___ SUPPLIED MATERIAL ___

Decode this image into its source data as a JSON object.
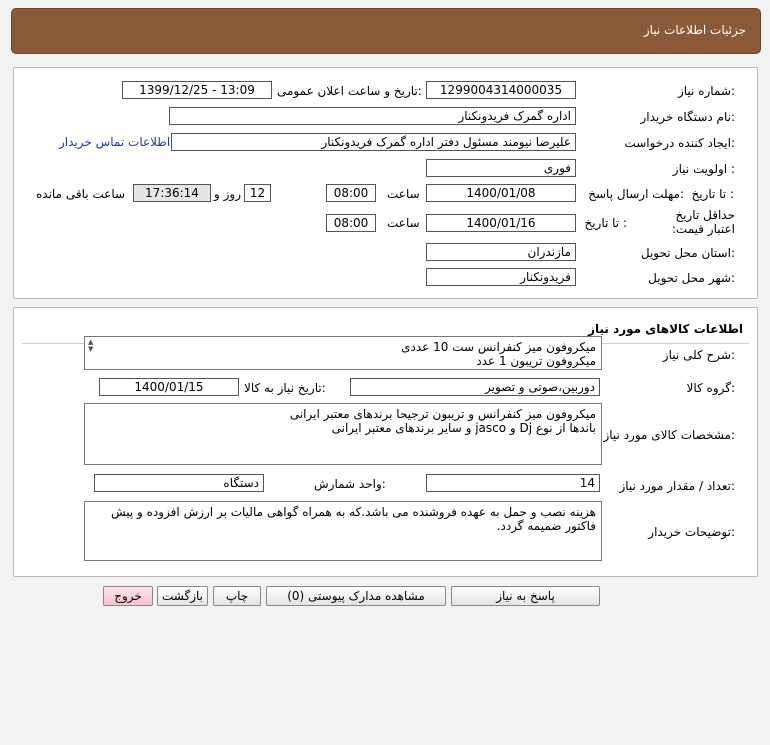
{
  "header": {
    "title": "جزئیات اطلاعات نیاز"
  },
  "info": {
    "need_number_label": "شماره نیاز:",
    "need_number": "1299004314000035",
    "announce_label": "تاریخ و ساعت اعلان عمومی:",
    "announce_value": "1399/12/25 - 13:09",
    "buyer_org_label": "نام دستگاه خریدار:",
    "buyer_org": "اداره گمرک فریدونکنار",
    "requester_label": "ایجاد کننده درخواست:",
    "requester": "علیرضا نیومند مسئول دفتر اداره گمرک فریدونکنار",
    "contact_link": "اطلاعات تماس خریدار",
    "priority_label": "اولویت نیاز :",
    "priority": "فوری",
    "deadline_label": "مهلت ارسال پاسخ:",
    "to_date_label": "تا تاریخ :",
    "deadline_date": "1400/01/08",
    "time_label": "ساعت",
    "deadline_time": "08:00",
    "days_value": "12",
    "days_label": "روز و",
    "remaining_time": "17:36:14",
    "remaining_label": "ساعت باقی مانده",
    "validity_label": "حداقل تاریخ اعتبار قیمت:",
    "validity_to_label": "تا تاریخ :",
    "validity_date": "1400/01/16",
    "validity_time_label": "ساعت",
    "validity_time": "08:00",
    "province_label": "استان محل تحویل:",
    "province": "مازندران",
    "city_label": "شهر محل تحویل:",
    "city": "فریدونکنار"
  },
  "goods": {
    "section_title": "اطلاعات کالاهای مورد نیاز",
    "desc_label": "شرح کلی نیاز:",
    "desc_line1": "میکروفون میز کنفرانس ست 10 عددی",
    "desc_line2": "میکروفون تریبون 1 عدد",
    "group_label": "گروه کالا:",
    "group_value": "دوربین،صوتی و تصویر",
    "need_date_label": "تاریخ نیاز به کالا:",
    "need_date": "1400/01/15",
    "spec_label": "مشخصات کالای مورد نیاز:",
    "spec_line1": "میکروفون میز کنفرانس و تریبون ترجیحا برندهای معتبر ایرانی",
    "spec_line2": "باندها از نوع Dj و jasco و سایر برندهای معتبر ایرانی",
    "qty_label": "تعداد / مقدار مورد نیاز:",
    "qty": "14",
    "unit_label": "واحد شمارش:",
    "unit": "دستگاه",
    "notes_label": "توضیحات خریدار:",
    "notes": "هزینه نصب و حمل به عهده فروشنده می باشد.که به همراه گواهی مالیات بر ارزش افزوده و پیش فاکتور ضمیمه گردد."
  },
  "buttons": {
    "reply": "پاسخ به نیاز",
    "attachments": "مشاهده مدارک پیوستی (0)",
    "print": "چاپ",
    "back": "بازگشت",
    "exit": "خروج"
  }
}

___

▶ **TASK TO COMPLETE**:
Repeat the records above verbatim, with no pictures in the result.

▶ **TASK RESULT**:
Decode this image into its source data as a JSON object.
{
  "header": {
    "title": "جزئیات اطلاعات نیاز"
  },
  "info": {
    "need_number_label": "شماره نیاز:",
    "need_number": "1299004314000035",
    "announce_label": "تاریخ و ساعت اعلان عمومی:",
    "announce_value": "1399/12/25 - 13:09",
    "buyer_org_label": "نام دستگاه خریدار:",
    "buyer_org": "اداره گمرک فریدونکنار",
    "requester_label": "ایجاد کننده درخواست:",
    "requester": "علیرضا نیومند مسئول دفتر اداره گمرک فریدونکنار",
    "contact_link": "اطلاعات تماس خریدار",
    "priority_label": "اولویت نیاز :",
    "priority": "فوری",
    "deadline_label": "مهلت ارسال پاسخ:",
    "to_date_label": "تا تاریخ :",
    "deadline_date": "1400/01/08",
    "time_label": "ساعت",
    "deadline_time": "08:00",
    "days_value": "12",
    "days_label": "روز و",
    "remaining_time": "17:36:14",
    "remaining_label": "ساعت باقی مانده",
    "validity_label": "حداقل تاریخ اعتبار قیمت:",
    "validity_to_label": "تا تاریخ :",
    "validity_date": "1400/01/16",
    "validity_time_label": "ساعت",
    "validity_time": "08:00",
    "province_label": "استان محل تحویل:",
    "province": "مازندران",
    "city_label": "شهر محل تحویل:",
    "city": "فریدونکنار"
  },
  "goods": {
    "section_title": "اطلاعات کالاهای مورد نیاز",
    "desc_label": "شرح کلی نیاز:",
    "desc_line1": "میکروفون میز کنفرانس ست 10 عددی",
    "desc_line2": "میکروفون تریبون 1 عدد",
    "group_label": "گروه کالا:",
    "group_value": "دوربین،صوتی و تصویر",
    "need_date_label": "تاریخ نیاز به کالا:",
    "need_date": "1400/01/15",
    "spec_label": "مشخصات کالای مورد نیاز:",
    "spec_line1": "میکروفون میز کنفرانس و تریبون ترجیحا برندهای معتبر ایرانی",
    "spec_line2": "باندها از نوع Dj و jasco و سایر برندهای معتبر ایرانی",
    "qty_label": "تعداد / مقدار مورد نیاز:",
    "qty": "14",
    "unit_label": "واحد شمارش:",
    "unit": "دستگاه",
    "notes_label": "توضیحات خریدار:",
    "notes": "هزینه نصب و حمل به عهده فروشنده می باشد.که به همراه گواهی مالیات بر ارزش افزوده و پیش فاکتور ضمیمه گردد."
  },
  "buttons": {
    "reply": "پاسخ به نیاز",
    "attachments": "مشاهده مدارک پیوستی (0)",
    "print": "چاپ",
    "back": "بازگشت",
    "exit": "خروج"
  }
}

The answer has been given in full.